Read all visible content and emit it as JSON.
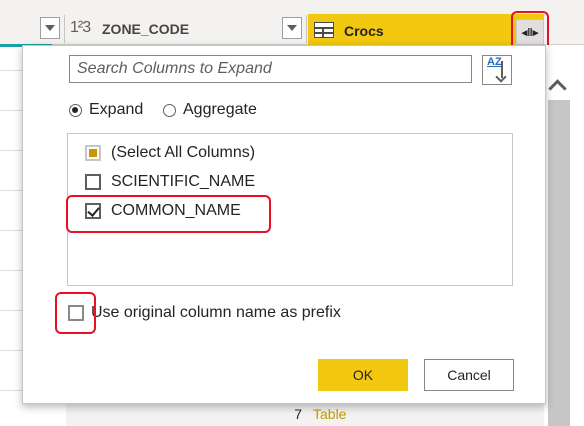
{
  "grid": {
    "columns": [
      {
        "type_label": "1²3",
        "title": "ZONE_CODE"
      },
      {
        "title": "Crocs"
      }
    ],
    "visible_row": {
      "number": "7",
      "value": "Table"
    }
  },
  "dialog": {
    "search_placeholder": "Search Columns to Expand",
    "sort_label": "AZ",
    "modes": [
      {
        "label": "Expand",
        "selected": true
      },
      {
        "label": "Aggregate",
        "selected": false
      }
    ],
    "columns": [
      {
        "label": "(Select All Columns)",
        "state": "indeterminate"
      },
      {
        "label": "SCIENTIFIC_NAME",
        "state": "unchecked"
      },
      {
        "label": "COMMON_NAME",
        "state": "checked"
      }
    ],
    "prefix": {
      "label": "Use original column name as prefix",
      "checked": false
    },
    "ok_label": "OK",
    "cancel_label": "Cancel"
  },
  "colors": {
    "accent": "#f2c811",
    "highlight": "#e81123",
    "teal": "#1aa0a8"
  },
  "icons": [
    "dropdown-icon",
    "number-type-icon",
    "table-icon",
    "expand-columns-icon",
    "sort-az-icon",
    "scroll-up-icon"
  ]
}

◆ ◆ ◆

[SET EXERCISE]:
State the count of lines in the data holding the word "prefix", adding nothing to it.

[TASK RESPONSE]:
2